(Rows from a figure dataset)
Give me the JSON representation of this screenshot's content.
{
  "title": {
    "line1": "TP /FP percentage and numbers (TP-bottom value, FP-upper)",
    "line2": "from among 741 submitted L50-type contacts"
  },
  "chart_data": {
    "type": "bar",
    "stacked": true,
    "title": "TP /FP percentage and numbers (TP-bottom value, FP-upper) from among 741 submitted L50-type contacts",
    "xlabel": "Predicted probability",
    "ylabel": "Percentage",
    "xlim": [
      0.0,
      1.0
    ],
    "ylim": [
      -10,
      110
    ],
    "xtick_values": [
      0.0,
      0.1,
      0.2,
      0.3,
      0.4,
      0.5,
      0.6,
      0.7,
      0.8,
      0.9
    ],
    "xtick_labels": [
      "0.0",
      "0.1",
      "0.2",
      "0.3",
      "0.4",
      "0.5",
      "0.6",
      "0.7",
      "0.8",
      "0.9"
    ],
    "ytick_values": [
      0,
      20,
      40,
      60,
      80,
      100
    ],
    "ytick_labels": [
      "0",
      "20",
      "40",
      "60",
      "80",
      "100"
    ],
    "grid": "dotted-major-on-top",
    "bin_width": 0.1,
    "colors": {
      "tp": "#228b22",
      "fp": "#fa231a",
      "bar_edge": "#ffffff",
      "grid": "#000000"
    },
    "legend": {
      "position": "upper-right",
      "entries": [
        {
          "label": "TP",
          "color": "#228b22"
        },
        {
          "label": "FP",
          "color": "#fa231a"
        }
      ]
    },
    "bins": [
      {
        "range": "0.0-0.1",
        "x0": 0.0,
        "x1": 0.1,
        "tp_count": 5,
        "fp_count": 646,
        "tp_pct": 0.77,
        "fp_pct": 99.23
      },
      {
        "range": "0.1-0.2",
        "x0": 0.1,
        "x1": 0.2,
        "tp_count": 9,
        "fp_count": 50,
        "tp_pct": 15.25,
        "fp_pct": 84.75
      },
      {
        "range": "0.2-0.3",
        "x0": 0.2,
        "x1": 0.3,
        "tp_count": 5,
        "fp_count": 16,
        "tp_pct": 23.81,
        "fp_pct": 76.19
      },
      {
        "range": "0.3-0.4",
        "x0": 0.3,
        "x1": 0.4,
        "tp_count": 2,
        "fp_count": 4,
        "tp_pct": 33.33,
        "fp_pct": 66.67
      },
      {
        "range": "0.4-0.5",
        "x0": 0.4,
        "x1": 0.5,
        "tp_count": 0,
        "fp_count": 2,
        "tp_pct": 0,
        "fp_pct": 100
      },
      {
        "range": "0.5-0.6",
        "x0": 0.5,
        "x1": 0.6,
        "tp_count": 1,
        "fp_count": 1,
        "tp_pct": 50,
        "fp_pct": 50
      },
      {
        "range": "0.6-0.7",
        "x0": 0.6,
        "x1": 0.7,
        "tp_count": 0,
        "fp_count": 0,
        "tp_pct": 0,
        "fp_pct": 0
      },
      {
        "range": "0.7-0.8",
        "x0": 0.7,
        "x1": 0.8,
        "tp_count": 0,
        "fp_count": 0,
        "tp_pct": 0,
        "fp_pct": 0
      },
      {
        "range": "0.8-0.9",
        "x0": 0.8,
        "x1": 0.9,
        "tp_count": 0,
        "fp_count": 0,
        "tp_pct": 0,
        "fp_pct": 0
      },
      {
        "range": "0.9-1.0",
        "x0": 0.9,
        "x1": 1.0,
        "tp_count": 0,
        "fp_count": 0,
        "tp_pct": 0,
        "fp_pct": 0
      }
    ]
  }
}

▶ **GIVEN TASK**:
Exactly reproduce every line of the data above.

▶ **TASK RESPONSE**:
Give me the JSON representation of this screenshot's content.
{
  "title": {
    "line1": "TP /FP percentage and numbers (TP-bottom value, FP-upper)",
    "line2": "from among 741 submitted L50-type contacts"
  },
  "chart_data": {
    "type": "bar",
    "stacked": true,
    "title": "TP /FP percentage and numbers (TP-bottom value, FP-upper) from among 741 submitted L50-type contacts",
    "xlabel": "Predicted probability",
    "ylabel": "Percentage",
    "xlim": [
      0.0,
      1.0
    ],
    "ylim": [
      -10,
      110
    ],
    "xtick_values": [
      0.0,
      0.1,
      0.2,
      0.3,
      0.4,
      0.5,
      0.6,
      0.7,
      0.8,
      0.9
    ],
    "xtick_labels": [
      "0.0",
      "0.1",
      "0.2",
      "0.3",
      "0.4",
      "0.5",
      "0.6",
      "0.7",
      "0.8",
      "0.9"
    ],
    "ytick_values": [
      0,
      20,
      40,
      60,
      80,
      100
    ],
    "ytick_labels": [
      "0",
      "20",
      "40",
      "60",
      "80",
      "100"
    ],
    "grid": "dotted-major-on-top",
    "bin_width": 0.1,
    "colors": {
      "tp": "#228b22",
      "fp": "#fa231a",
      "bar_edge": "#ffffff",
      "grid": "#000000"
    },
    "legend": {
      "position": "upper-right",
      "entries": [
        {
          "label": "TP",
          "color": "#228b22"
        },
        {
          "label": "FP",
          "color": "#fa231a"
        }
      ]
    },
    "bins": [
      {
        "range": "0.0-0.1",
        "x0": 0.0,
        "x1": 0.1,
        "tp_count": 5,
        "fp_count": 646,
        "tp_pct": 0.77,
        "fp_pct": 99.23
      },
      {
        "range": "0.1-0.2",
        "x0": 0.1,
        "x1": 0.2,
        "tp_count": 9,
        "fp_count": 50,
        "tp_pct": 15.25,
        "fp_pct": 84.75
      },
      {
        "range": "0.2-0.3",
        "x0": 0.2,
        "x1": 0.3,
        "tp_count": 5,
        "fp_count": 16,
        "tp_pct": 23.81,
        "fp_pct": 76.19
      },
      {
        "range": "0.3-0.4",
        "x0": 0.3,
        "x1": 0.4,
        "tp_count": 2,
        "fp_count": 4,
        "tp_pct": 33.33,
        "fp_pct": 66.67
      },
      {
        "range": "0.4-0.5",
        "x0": 0.4,
        "x1": 0.5,
        "tp_count": 0,
        "fp_count": 2,
        "tp_pct": 0,
        "fp_pct": 100
      },
      {
        "range": "0.5-0.6",
        "x0": 0.5,
        "x1": 0.6,
        "tp_count": 1,
        "fp_count": 1,
        "tp_pct": 50,
        "fp_pct": 50
      },
      {
        "range": "0.6-0.7",
        "x0": 0.6,
        "x1": 0.7,
        "tp_count": 0,
        "fp_count": 0,
        "tp_pct": 0,
        "fp_pct": 0
      },
      {
        "range": "0.7-0.8",
        "x0": 0.7,
        "x1": 0.8,
        "tp_count": 0,
        "fp_count": 0,
        "tp_pct": 0,
        "fp_pct": 0
      },
      {
        "range": "0.8-0.9",
        "x0": 0.8,
        "x1": 0.9,
        "tp_count": 0,
        "fp_count": 0,
        "tp_pct": 0,
        "fp_pct": 0
      },
      {
        "range": "0.9-1.0",
        "x0": 0.9,
        "x1": 1.0,
        "tp_count": 0,
        "fp_count": 0,
        "tp_pct": 0,
        "fp_pct": 0
      }
    ]
  }
}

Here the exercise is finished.